Figure dataset records
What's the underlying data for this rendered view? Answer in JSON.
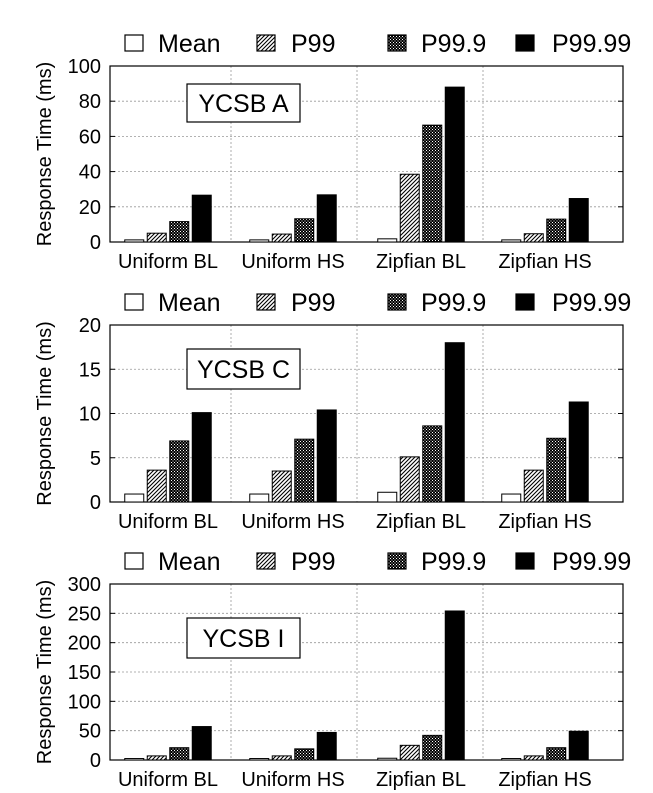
{
  "chart_data": [
    {
      "type": "bar",
      "title": "YCSB A",
      "ylabel": "Response Time (ms)",
      "ylim": [
        0,
        100
      ],
      "yticks": [
        0,
        20,
        40,
        60,
        80,
        100
      ],
      "grid": true,
      "legend_position": "top",
      "categories": [
        "Uniform BL",
        "Uniform HS",
        "Zipfian BL",
        "Zipfian HS"
      ],
      "series": [
        {
          "name": "Mean",
          "values": [
            1.2,
            1.2,
            1.8,
            1.2
          ]
        },
        {
          "name": "P99",
          "values": [
            5.0,
            4.5,
            38.5,
            4.7
          ]
        },
        {
          "name": "P99.9",
          "values": [
            11.6,
            13.2,
            66.4,
            13.0
          ]
        },
        {
          "name": "P99.99",
          "values": [
            26.6,
            26.8,
            88.0,
            24.7
          ]
        }
      ]
    },
    {
      "type": "bar",
      "title": "YCSB C",
      "ylabel": "Response Time (ms)",
      "ylim": [
        0,
        20
      ],
      "yticks": [
        0,
        5,
        10,
        15,
        20
      ],
      "grid": true,
      "legend_position": "top",
      "categories": [
        "Uniform BL",
        "Uniform HS",
        "Zipfian BL",
        "Zipfian HS"
      ],
      "series": [
        {
          "name": "Mean",
          "values": [
            0.9,
            0.9,
            1.1,
            0.9
          ]
        },
        {
          "name": "P99",
          "values": [
            3.6,
            3.5,
            5.1,
            3.6
          ]
        },
        {
          "name": "P99.9",
          "values": [
            6.9,
            7.1,
            8.6,
            7.2
          ]
        },
        {
          "name": "P99.99",
          "values": [
            10.1,
            10.4,
            18.0,
            11.3
          ]
        }
      ]
    },
    {
      "type": "bar",
      "title": "YCSB I",
      "ylabel": "Response Time (ms)",
      "ylim": [
        0,
        300
      ],
      "yticks": [
        0,
        50,
        100,
        150,
        200,
        250,
        300
      ],
      "grid": true,
      "legend_position": "top",
      "categories": [
        "Uniform BL",
        "Uniform HS",
        "Zipfian BL",
        "Zipfian HS"
      ],
      "series": [
        {
          "name": "Mean",
          "values": [
            2.5,
            2.5,
            3.0,
            2.5
          ]
        },
        {
          "name": "P99",
          "values": [
            7,
            7,
            25,
            7
          ]
        },
        {
          "name": "P99.9",
          "values": [
            21,
            19,
            42,
            21
          ]
        },
        {
          "name": "P99.99",
          "values": [
            57,
            47,
            254,
            49
          ]
        }
      ]
    }
  ],
  "legend": [
    {
      "name": "Mean",
      "pattern": "empty"
    },
    {
      "name": "P99",
      "pattern": "diagonal-hatch"
    },
    {
      "name": "P99.9",
      "pattern": "checker"
    },
    {
      "name": "P99.99",
      "pattern": "solid"
    }
  ],
  "colors": {
    "bar_outline": "#000000",
    "solid_fill": "#000000",
    "background": "#ffffff",
    "grid": "#999999"
  }
}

▸ **INSTRUCTIONS TO FOLLOW**:
Locate all lines holding the word "YCSB", then copy them out.

▸ **RESPONSE TO THE EXERCISE**:
      "title": "YCSB A",
      "title": "YCSB C",
      "title": "YCSB I",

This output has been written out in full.